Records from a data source
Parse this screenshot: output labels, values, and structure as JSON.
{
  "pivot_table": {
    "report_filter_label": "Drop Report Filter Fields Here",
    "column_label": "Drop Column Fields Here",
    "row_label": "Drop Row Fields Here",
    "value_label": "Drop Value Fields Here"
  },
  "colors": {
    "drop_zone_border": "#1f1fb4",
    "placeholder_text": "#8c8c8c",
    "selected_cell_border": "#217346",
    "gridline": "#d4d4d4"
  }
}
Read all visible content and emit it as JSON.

==

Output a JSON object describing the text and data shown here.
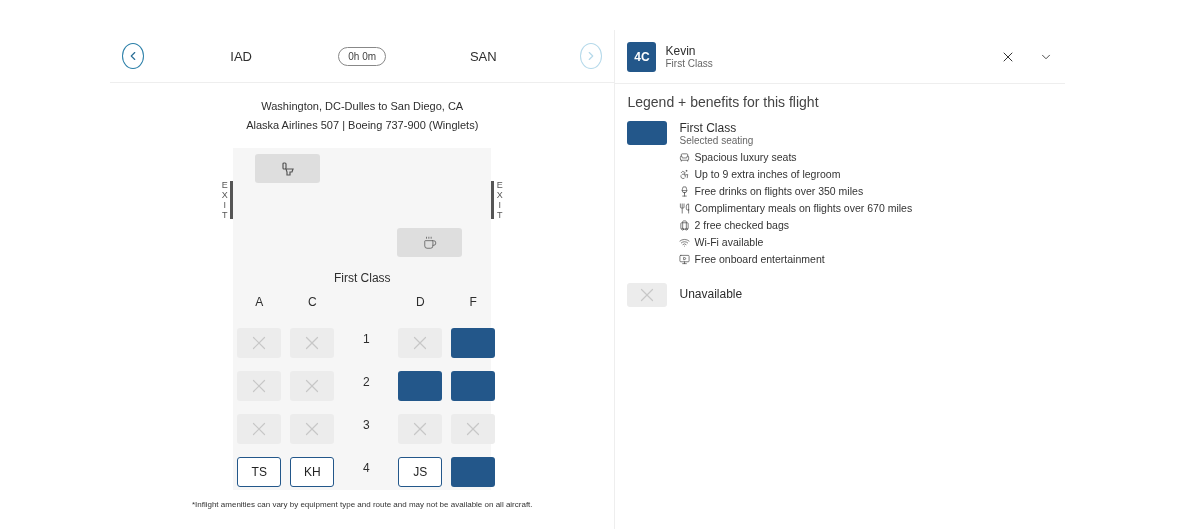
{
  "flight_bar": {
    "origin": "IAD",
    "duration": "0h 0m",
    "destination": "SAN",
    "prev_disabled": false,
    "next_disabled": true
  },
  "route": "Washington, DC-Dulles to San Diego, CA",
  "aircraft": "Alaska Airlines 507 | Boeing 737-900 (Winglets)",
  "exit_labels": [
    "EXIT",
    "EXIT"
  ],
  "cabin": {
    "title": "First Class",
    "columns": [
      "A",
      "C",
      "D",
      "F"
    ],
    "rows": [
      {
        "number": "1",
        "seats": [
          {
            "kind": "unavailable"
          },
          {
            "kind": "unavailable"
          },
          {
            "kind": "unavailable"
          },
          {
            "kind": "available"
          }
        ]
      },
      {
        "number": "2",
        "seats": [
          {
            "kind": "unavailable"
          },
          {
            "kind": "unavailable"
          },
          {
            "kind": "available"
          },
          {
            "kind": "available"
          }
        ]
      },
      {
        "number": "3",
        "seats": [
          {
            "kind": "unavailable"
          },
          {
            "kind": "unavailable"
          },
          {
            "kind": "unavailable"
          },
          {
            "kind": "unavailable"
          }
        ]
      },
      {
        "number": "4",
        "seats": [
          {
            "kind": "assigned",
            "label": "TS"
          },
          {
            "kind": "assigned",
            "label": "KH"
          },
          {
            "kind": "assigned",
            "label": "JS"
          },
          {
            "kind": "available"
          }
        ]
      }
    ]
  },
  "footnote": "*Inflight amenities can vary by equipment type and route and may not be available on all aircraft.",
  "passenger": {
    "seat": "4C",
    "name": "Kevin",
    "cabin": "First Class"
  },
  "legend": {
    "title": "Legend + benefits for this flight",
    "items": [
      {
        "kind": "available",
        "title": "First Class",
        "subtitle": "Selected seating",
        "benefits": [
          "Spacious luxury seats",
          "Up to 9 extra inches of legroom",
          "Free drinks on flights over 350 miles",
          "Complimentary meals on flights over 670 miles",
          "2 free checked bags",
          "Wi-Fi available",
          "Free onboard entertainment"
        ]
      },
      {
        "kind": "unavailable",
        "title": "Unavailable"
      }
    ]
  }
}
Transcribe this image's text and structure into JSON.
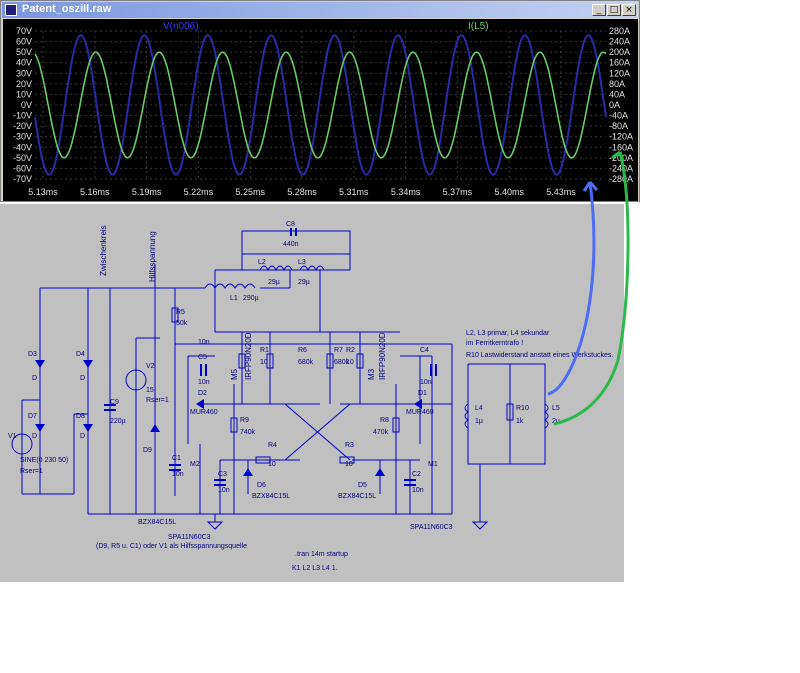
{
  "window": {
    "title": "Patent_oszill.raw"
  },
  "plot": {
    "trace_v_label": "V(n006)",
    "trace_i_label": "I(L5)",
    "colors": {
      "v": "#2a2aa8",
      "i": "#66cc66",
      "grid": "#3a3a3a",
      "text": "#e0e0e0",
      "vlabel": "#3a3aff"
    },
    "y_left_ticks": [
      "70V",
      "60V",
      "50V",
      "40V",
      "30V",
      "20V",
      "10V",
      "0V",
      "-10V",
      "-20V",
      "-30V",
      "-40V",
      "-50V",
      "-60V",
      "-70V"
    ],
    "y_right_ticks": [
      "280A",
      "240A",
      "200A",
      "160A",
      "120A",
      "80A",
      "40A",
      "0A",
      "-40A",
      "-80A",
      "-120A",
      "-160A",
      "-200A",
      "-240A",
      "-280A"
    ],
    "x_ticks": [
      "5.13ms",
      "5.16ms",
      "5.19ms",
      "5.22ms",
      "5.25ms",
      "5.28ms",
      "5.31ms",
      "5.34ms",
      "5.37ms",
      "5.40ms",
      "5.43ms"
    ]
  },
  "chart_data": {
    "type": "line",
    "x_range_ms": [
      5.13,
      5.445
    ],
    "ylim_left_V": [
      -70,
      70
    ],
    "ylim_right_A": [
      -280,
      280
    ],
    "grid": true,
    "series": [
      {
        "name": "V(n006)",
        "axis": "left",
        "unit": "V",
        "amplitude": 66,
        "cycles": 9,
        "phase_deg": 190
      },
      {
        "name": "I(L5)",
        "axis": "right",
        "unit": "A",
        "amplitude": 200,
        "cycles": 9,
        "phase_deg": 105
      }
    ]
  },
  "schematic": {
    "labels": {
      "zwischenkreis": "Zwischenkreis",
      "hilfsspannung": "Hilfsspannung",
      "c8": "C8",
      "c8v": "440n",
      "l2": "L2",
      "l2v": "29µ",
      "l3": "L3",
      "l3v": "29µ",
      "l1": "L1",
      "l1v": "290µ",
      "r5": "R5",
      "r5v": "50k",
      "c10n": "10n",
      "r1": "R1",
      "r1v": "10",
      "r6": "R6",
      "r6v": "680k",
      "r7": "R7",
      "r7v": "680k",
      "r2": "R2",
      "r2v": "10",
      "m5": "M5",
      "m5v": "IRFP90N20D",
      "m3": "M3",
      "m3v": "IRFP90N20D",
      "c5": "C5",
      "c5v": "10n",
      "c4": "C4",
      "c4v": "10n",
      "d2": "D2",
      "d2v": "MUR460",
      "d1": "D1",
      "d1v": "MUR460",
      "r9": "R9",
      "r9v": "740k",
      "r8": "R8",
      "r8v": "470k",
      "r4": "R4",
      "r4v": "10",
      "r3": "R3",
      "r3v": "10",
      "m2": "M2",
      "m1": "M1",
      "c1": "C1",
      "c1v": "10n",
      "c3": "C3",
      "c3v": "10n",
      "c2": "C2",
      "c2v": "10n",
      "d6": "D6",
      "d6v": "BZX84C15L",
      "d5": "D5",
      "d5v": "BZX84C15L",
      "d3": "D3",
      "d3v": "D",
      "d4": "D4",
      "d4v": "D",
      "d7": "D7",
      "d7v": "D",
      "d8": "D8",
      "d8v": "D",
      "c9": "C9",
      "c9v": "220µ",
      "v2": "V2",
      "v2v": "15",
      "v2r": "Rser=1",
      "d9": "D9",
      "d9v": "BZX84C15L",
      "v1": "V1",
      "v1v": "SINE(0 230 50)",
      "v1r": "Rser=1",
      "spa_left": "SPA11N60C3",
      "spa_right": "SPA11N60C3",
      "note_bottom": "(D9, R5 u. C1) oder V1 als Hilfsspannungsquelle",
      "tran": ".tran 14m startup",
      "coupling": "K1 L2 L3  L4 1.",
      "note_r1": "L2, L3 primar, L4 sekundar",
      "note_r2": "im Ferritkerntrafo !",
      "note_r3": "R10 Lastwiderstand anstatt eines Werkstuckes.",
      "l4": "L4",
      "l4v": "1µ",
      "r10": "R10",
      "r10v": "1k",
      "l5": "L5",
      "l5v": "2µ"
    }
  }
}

...

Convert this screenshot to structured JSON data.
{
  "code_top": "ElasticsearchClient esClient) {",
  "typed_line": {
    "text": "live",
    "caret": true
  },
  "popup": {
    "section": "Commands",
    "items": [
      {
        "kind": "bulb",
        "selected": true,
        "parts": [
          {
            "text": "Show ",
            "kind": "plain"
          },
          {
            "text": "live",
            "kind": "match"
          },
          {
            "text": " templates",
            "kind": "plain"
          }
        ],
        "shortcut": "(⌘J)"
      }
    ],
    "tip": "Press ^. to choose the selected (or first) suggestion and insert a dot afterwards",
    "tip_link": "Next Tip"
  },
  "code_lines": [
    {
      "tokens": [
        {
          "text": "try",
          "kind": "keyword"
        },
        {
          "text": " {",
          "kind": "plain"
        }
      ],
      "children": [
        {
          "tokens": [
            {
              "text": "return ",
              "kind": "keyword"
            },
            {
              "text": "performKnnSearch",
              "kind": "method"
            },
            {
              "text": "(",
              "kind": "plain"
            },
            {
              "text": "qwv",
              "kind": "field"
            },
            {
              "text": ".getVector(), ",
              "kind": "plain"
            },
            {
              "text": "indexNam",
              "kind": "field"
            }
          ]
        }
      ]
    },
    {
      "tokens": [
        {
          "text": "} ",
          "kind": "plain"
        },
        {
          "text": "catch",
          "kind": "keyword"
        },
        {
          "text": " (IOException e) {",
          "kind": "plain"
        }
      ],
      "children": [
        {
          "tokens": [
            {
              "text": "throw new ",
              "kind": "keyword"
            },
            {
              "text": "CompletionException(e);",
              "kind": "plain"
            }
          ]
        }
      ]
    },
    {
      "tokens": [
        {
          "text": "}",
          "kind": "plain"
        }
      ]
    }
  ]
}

- **YOUR TASK**: The lines to return run from the one containing "Parse this screenshot: output" down to the one containing "Read all visible content and emit it as JSON."; give them exactly, both included, and no others.

- **EXERCISE ANSWER**:
Parse this screenshot: output labels, values, and structure as JSON.
{
  "pivot_table": {
    "report_filter_label": "Drop Report Filter Fields Here",
    "column_label": "Drop Column Fields Here",
    "row_label": "Drop Row Fields Here",
    "value_label": "Drop Value Fields Here"
  },
  "colors": {
    "drop_zone_border": "#1f1fb4",
    "placeholder_text": "#8c8c8c",
    "selected_cell_border": "#217346",
    "gridline": "#d4d4d4"
  }
}
Read all visible content and emit it as JSON.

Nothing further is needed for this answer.